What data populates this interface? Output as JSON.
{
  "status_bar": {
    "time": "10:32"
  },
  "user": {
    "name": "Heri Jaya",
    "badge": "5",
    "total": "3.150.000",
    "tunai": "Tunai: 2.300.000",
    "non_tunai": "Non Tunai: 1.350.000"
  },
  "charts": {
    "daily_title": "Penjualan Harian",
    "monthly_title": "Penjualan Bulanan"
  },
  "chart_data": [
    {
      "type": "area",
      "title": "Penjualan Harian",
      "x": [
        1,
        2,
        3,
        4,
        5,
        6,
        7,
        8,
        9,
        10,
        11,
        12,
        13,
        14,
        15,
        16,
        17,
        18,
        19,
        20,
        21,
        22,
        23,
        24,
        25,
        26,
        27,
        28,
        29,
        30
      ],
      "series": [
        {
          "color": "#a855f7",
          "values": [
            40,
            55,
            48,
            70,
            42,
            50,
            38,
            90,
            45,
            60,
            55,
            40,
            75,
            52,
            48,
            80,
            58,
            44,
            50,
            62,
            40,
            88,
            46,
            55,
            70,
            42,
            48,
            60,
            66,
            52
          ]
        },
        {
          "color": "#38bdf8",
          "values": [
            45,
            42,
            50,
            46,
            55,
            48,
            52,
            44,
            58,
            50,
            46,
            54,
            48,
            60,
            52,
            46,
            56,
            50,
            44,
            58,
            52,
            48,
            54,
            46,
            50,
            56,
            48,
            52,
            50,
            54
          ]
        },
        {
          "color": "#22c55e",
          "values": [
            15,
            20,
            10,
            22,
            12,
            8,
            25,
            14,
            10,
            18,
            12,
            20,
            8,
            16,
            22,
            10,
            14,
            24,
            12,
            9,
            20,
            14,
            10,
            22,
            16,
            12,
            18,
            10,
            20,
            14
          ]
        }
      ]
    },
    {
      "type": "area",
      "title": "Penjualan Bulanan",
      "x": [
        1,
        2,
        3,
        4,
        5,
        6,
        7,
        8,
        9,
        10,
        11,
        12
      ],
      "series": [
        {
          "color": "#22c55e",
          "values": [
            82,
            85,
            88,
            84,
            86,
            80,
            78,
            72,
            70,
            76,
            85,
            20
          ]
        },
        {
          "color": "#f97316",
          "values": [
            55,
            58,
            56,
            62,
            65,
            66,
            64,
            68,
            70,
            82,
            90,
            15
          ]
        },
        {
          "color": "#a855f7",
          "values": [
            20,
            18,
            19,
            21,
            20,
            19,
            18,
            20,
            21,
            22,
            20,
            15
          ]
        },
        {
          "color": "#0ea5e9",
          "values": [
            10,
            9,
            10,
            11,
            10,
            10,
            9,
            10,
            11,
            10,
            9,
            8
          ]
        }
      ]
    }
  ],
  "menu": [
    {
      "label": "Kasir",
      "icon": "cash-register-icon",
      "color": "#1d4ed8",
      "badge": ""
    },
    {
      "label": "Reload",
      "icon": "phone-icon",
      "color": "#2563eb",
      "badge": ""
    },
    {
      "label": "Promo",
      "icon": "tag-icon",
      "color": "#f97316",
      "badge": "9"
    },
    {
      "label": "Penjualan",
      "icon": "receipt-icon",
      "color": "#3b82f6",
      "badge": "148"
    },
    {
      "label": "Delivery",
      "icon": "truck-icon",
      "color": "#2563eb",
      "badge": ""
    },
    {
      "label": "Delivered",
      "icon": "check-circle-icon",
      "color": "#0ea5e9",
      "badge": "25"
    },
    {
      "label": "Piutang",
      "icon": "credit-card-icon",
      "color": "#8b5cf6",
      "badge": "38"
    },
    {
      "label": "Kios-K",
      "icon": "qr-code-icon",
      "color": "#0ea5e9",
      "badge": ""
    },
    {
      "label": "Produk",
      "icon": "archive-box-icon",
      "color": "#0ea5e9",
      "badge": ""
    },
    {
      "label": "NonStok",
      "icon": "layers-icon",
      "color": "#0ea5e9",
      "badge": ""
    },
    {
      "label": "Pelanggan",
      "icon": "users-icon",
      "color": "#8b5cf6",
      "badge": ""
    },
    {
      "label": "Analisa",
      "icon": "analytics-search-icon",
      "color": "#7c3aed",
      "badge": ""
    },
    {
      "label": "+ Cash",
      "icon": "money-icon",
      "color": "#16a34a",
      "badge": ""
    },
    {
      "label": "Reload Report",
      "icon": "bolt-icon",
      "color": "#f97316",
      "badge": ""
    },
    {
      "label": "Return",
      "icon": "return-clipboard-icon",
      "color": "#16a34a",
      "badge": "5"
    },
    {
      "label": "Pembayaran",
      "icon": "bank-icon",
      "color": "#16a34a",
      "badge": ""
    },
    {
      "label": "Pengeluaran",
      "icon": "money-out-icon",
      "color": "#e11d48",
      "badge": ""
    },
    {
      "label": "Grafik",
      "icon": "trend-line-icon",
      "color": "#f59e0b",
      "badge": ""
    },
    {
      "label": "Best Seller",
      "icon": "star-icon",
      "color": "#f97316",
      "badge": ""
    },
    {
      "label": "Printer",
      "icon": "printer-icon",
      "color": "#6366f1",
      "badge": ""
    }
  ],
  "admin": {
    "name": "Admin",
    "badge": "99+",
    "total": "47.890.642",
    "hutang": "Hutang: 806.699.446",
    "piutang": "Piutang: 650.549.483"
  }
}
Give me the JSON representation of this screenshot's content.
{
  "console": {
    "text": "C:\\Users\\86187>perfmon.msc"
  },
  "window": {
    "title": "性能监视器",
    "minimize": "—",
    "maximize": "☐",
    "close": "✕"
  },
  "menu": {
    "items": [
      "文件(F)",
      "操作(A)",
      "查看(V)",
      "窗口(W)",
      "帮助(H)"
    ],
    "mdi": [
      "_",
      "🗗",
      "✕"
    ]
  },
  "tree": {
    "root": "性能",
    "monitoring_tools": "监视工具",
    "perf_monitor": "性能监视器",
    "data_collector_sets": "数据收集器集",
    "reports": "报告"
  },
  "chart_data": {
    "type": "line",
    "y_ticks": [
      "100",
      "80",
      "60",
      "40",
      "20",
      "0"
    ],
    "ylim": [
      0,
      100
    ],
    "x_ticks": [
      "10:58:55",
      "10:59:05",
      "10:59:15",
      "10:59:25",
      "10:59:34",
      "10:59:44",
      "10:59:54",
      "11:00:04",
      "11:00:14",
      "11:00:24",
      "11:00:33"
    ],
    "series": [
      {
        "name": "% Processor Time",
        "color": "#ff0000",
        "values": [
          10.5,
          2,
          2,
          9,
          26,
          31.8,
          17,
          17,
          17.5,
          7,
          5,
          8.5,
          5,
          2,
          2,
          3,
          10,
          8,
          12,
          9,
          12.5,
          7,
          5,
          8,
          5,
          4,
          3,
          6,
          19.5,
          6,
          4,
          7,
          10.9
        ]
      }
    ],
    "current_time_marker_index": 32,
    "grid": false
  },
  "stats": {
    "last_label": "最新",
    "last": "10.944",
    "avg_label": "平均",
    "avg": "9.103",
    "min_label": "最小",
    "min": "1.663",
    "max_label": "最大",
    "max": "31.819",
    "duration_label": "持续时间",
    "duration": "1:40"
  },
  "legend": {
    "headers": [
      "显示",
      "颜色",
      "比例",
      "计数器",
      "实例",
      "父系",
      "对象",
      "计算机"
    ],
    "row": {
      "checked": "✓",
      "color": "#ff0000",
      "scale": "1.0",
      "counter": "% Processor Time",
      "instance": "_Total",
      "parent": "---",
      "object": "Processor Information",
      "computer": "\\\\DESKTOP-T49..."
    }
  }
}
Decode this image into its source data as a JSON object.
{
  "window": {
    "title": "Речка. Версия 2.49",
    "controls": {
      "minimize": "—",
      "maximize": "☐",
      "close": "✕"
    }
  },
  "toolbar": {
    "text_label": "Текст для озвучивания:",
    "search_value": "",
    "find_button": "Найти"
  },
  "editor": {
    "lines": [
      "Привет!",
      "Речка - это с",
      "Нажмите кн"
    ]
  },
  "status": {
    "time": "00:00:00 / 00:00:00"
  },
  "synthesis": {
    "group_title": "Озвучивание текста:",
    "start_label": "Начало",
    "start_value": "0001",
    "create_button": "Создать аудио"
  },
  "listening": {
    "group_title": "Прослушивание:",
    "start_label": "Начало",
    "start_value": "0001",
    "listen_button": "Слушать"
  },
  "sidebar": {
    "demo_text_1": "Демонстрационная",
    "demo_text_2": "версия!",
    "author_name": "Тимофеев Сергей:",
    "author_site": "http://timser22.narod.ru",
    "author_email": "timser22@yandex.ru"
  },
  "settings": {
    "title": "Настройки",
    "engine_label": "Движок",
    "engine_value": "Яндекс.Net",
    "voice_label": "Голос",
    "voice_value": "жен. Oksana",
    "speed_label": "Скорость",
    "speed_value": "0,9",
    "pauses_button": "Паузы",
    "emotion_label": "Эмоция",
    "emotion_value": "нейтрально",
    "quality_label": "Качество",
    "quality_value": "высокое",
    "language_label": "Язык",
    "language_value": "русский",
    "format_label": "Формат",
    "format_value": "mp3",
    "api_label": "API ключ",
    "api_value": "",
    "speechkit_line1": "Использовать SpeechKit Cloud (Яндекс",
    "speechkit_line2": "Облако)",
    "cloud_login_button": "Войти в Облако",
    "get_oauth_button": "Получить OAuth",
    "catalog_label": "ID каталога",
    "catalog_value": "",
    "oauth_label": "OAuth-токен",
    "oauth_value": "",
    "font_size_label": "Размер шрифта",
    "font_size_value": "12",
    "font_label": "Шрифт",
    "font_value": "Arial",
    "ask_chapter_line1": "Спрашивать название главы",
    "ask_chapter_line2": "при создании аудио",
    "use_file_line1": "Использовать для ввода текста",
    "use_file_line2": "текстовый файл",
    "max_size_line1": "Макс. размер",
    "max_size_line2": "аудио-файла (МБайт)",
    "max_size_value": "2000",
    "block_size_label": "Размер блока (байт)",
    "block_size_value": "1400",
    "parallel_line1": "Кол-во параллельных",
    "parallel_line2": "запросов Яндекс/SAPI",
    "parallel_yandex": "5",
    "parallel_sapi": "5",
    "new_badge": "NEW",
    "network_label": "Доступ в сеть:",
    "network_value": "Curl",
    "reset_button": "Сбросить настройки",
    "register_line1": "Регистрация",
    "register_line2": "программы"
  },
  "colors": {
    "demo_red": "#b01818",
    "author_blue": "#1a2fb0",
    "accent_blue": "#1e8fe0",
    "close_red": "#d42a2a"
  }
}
___
**Aim of the task:** All lines in the data that contain the word "object" should be copied.

**Solution to the problem:**
      "object": "Processor Information",
Decode this image into its source data as a JSON object.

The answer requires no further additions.